**Extrait cité**:
- - -

# Probleme install Windows sans DVD



## spawn064 (20 Mai 2018)

Bonjour à tous!


je suis actuellement sous High Sierra 10.13.4, sur un MBP mi 2010, avec deux SSD en interne (j'ai retiré le lecteur optique, il y a très longtemps).

Je tente d'installer Windows 8.1 64bits (exigé par bootcamp, et téléchargé sur le site officiel Microsoft), via Bootcamp MAIS je n'ai pas de DVD-R sous la main.

J'ai donc monté l'image de l'ISO via DaemonTools (ce qui débloque le processus d'installation Bootcamp), et créée une clé USB bootable avec l'ISO de Windows dessus.

Bootcamp, fait son travail, redémarre le mac et là bam! : écran noir avec "please insert bootable disk and press any key"

Je remédarre donc le mac en maintenant la touche option enfoncée, puis je choisi ma clé USB. L'installation de windows commence (choix de la langue, puis "démarrer installation") mais plante a la fenêtre suivante : https://drive.google.com/file/d/136dUflmPDWOsHcWLhOd4710N2yw17vjY/view?usp=sharing

et là bloqué... je tente de faire des recherches sur tous les disques présents, mais sans succès....

Alors : est ce que le fait de ne pas avoir l'iso sur un DVD fait "planter" l'installation? 

Je suis un peu bloqué....

J'ai : 

re téléchargé deux fois l'iso sur Microsoft
re fais trois fois la clé usb bootable
re lancé trois fois l'installation via Bootcamp

Merci de m'aider !

- - -

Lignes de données
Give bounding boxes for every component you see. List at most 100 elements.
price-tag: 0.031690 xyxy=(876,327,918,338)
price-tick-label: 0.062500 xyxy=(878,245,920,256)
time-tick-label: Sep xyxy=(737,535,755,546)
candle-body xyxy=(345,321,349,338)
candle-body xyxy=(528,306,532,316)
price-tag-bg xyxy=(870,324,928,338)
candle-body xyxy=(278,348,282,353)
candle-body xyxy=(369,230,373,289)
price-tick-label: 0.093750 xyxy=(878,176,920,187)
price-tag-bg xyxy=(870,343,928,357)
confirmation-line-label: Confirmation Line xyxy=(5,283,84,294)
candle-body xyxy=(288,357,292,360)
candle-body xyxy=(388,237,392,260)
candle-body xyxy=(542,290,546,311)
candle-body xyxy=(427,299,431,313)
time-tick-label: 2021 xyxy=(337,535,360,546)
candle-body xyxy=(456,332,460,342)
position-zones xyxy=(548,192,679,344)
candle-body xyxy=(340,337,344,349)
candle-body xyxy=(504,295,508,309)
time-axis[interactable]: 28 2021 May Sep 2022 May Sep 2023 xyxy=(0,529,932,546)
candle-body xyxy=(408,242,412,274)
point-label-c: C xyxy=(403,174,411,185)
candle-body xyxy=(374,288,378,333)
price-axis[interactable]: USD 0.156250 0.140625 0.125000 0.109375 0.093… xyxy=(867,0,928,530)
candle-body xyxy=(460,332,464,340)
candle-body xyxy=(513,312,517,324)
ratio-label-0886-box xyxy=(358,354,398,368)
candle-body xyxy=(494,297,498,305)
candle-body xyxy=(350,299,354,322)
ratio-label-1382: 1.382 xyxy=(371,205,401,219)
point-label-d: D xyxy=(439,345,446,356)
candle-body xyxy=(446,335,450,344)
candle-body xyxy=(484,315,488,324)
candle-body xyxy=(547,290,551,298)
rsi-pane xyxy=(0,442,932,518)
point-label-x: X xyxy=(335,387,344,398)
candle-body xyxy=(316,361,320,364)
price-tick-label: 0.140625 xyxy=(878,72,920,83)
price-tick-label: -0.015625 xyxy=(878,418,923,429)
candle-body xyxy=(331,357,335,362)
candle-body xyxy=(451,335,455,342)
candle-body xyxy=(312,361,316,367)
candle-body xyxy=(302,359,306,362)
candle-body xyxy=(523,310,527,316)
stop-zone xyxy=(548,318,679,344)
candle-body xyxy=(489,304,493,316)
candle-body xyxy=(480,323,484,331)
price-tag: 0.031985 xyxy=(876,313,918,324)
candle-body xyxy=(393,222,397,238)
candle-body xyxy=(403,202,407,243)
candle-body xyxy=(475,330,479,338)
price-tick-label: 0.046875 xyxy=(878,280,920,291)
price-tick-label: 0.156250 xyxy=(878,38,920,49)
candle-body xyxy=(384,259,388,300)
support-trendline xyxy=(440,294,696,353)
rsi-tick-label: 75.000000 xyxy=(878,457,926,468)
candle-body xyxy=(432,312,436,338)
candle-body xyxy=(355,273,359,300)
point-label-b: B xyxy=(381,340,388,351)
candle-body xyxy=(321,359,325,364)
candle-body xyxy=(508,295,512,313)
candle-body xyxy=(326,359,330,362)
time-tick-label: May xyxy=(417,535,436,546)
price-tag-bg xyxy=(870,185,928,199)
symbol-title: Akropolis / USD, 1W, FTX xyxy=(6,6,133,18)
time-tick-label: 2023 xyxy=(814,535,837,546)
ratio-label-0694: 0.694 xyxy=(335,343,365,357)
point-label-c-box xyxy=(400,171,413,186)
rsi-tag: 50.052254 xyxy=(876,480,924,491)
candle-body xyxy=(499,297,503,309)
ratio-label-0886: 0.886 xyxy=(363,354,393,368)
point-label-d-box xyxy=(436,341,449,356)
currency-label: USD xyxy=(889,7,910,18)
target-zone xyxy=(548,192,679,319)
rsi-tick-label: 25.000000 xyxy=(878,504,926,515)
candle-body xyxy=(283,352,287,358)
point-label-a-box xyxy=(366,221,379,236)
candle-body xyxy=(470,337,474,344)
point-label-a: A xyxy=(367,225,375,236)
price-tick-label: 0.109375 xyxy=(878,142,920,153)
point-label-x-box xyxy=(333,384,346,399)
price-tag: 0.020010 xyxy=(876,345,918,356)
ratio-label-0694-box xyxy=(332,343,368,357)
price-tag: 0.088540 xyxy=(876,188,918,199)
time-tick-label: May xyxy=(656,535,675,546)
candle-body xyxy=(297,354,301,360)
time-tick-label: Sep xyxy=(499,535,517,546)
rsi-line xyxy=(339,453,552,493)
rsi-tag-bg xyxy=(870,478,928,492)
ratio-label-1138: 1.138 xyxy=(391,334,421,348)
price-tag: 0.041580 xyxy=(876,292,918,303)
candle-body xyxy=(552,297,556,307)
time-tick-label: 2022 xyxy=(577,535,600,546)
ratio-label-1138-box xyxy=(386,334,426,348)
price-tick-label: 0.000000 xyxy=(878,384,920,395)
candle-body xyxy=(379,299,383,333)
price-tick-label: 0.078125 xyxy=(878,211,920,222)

- - -

Prolongez le fil de discussion sur l'installation de Windows sans DVD au-delà de son dernier message. Ces données proviennent d'une source distincte.

**Réponse rédigée**:
----------



## Locke (20 Mai 2018)

spawn064 a dit:


> sur un MBP mi 2010


Avec ton modèle, n'importe quelle installation d'une version de Windows doit se faire obligatoirement avec un DVD bootable gravé depuis un vrai PC. Toute autre tentative sera vouée à un échec, c'est lié avec la version de Boot Camp qui impose un lecteur/graveur suivant le modèle de la carte mère d'un Mac.Tu peux utiliser un lecteur/graveur externe sans problème, mais en aucun cas un fichier .iso, qui de plus est doit-être obligatoirement gravé, ton modèle ne sait pas gérer le fichier .iso tout seul.


----------



## spawn064 (20 Mai 2018)

ok merci, je vais tenter ça.

un conseil de programme pour créer un dvd bootable sur windows?


----------



## Romad (24 Mai 2018)

As tu essayé avec une clé bootable ?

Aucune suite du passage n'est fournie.